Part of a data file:
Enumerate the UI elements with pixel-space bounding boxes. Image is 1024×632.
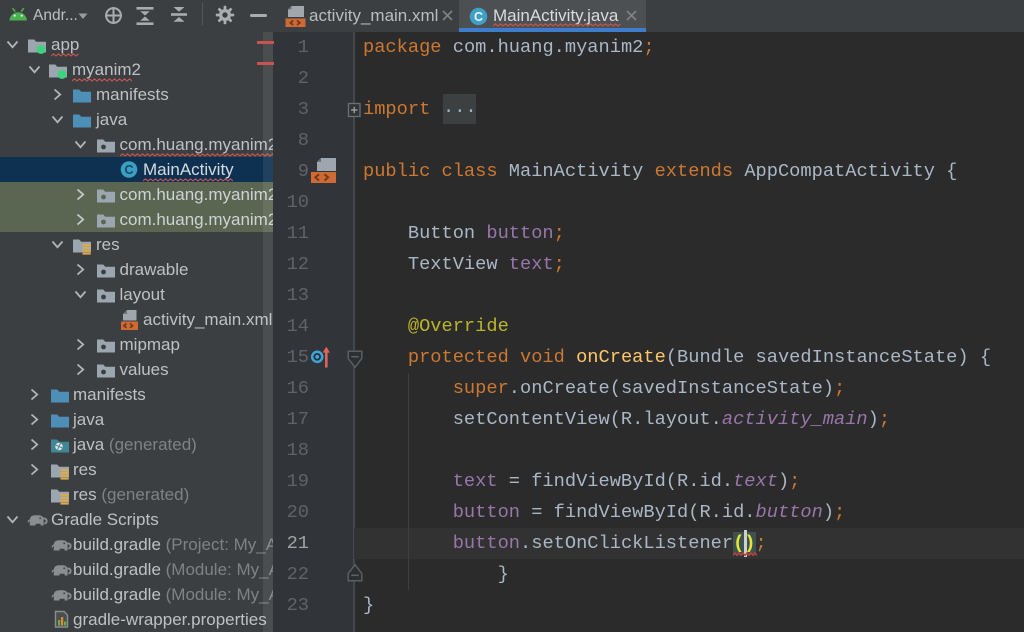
svg-text:C: C — [124, 163, 133, 177]
svg-text:C: C — [474, 10, 483, 24]
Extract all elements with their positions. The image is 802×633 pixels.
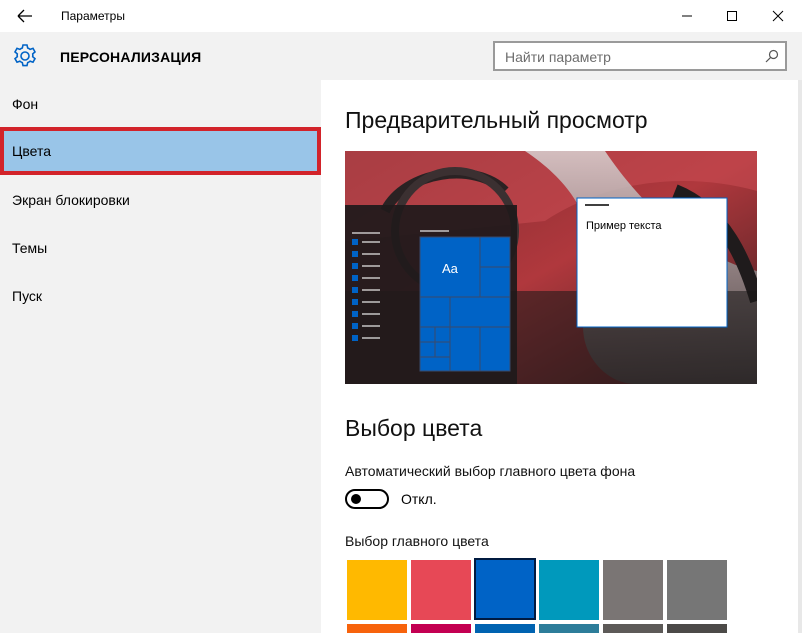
toggle-knob (351, 494, 361, 504)
accent-color-label: Выбор главного цвета (345, 533, 489, 549)
color-swatch-orange[interactable] (347, 624, 407, 633)
search-icon[interactable] (765, 49, 779, 63)
settings-header: ПЕРСОНАЛИЗАЦИЯ (0, 32, 802, 80)
color-swatch-blue-selected[interactable] (474, 558, 536, 620)
minimize-icon (682, 15, 692, 17)
search-input[interactable] (503, 47, 757, 67)
color-swatch-gray[interactable] (603, 560, 663, 620)
close-icon (772, 10, 784, 22)
main-content: Предварительный просмотр Aa Пример текст… (321, 80, 802, 633)
sidebar: Фон Цвета Экран блокировки Темы Пуск (0, 80, 321, 633)
color-swatch-magenta[interactable] (411, 624, 471, 633)
maximize-button[interactable] (709, 0, 755, 32)
auto-color-toggle-state: Откл. (401, 491, 437, 507)
sidebar-item-lock-screen[interactable]: Экран блокировки (0, 176, 321, 224)
auto-color-toggle[interactable] (345, 489, 389, 509)
color-swatch-dark-gray[interactable] (667, 560, 727, 620)
color-swatch-steel[interactable] (539, 624, 599, 633)
color-swatch-red[interactable] (411, 560, 471, 620)
sidebar-item-themes[interactable]: Темы (0, 224, 321, 272)
scrollbar[interactable] (798, 80, 802, 633)
color-swatch-navy[interactable] (475, 624, 535, 633)
window-title: Параметры (61, 9, 125, 23)
back-arrow-icon (17, 9, 32, 23)
tile-label: Aa (442, 261, 459, 276)
car-interior-wallpaper: Aa Пример текста (345, 151, 757, 384)
sidebar-item-start[interactable]: Пуск (0, 272, 321, 320)
page-title: ПЕРСОНАЛИЗАЦИЯ (60, 49, 202, 65)
close-button[interactable] (755, 0, 801, 32)
sample-text: Пример текста (586, 220, 662, 232)
color-swatch-charcoal[interactable] (667, 624, 727, 633)
back-button[interactable] (8, 4, 42, 28)
minimize-button[interactable] (664, 0, 710, 32)
auto-color-label: Автоматический выбор главного цвета фона (345, 463, 636, 479)
color-swatch-teal[interactable] (539, 560, 599, 620)
maximize-icon (727, 11, 737, 21)
sidebar-item-background[interactable]: Фон (0, 80, 321, 128)
sidebar-item-colors[interactable]: Цвета (0, 127, 321, 175)
color-choice-heading: Выбор цвета (345, 415, 483, 441)
preview-image: Aa Пример текста (345, 151, 757, 384)
gear-icon (13, 44, 37, 67)
search-box[interactable] (493, 41, 787, 71)
preview-heading: Предварительный просмотр (345, 107, 648, 133)
color-swatch-stone[interactable] (603, 624, 663, 633)
color-swatch-yellow[interactable] (347, 560, 407, 620)
title-bar: Параметры (0, 0, 802, 32)
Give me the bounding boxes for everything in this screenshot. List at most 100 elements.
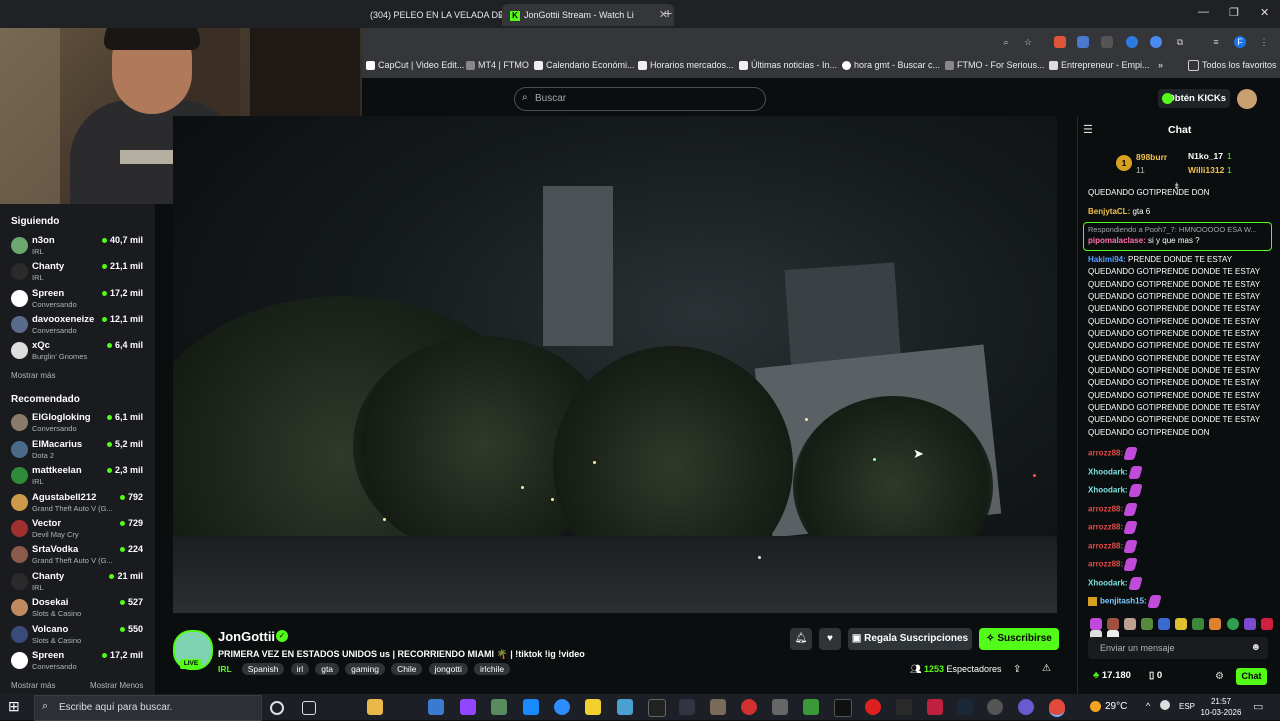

### [What is expected]
Copy the part of the listing that starts with the line containing "svg-text:C: C — [124, 163, 133, 177]" and ends with the line containing "Extract all elements", keeping both of those lines.

### [Result of the task]
svg-text:C: C — [124, 163, 133, 177]
svg-text:C: C — [474, 10, 483, 24]
Extract all elements with their positions. The image is 802×633 pixels.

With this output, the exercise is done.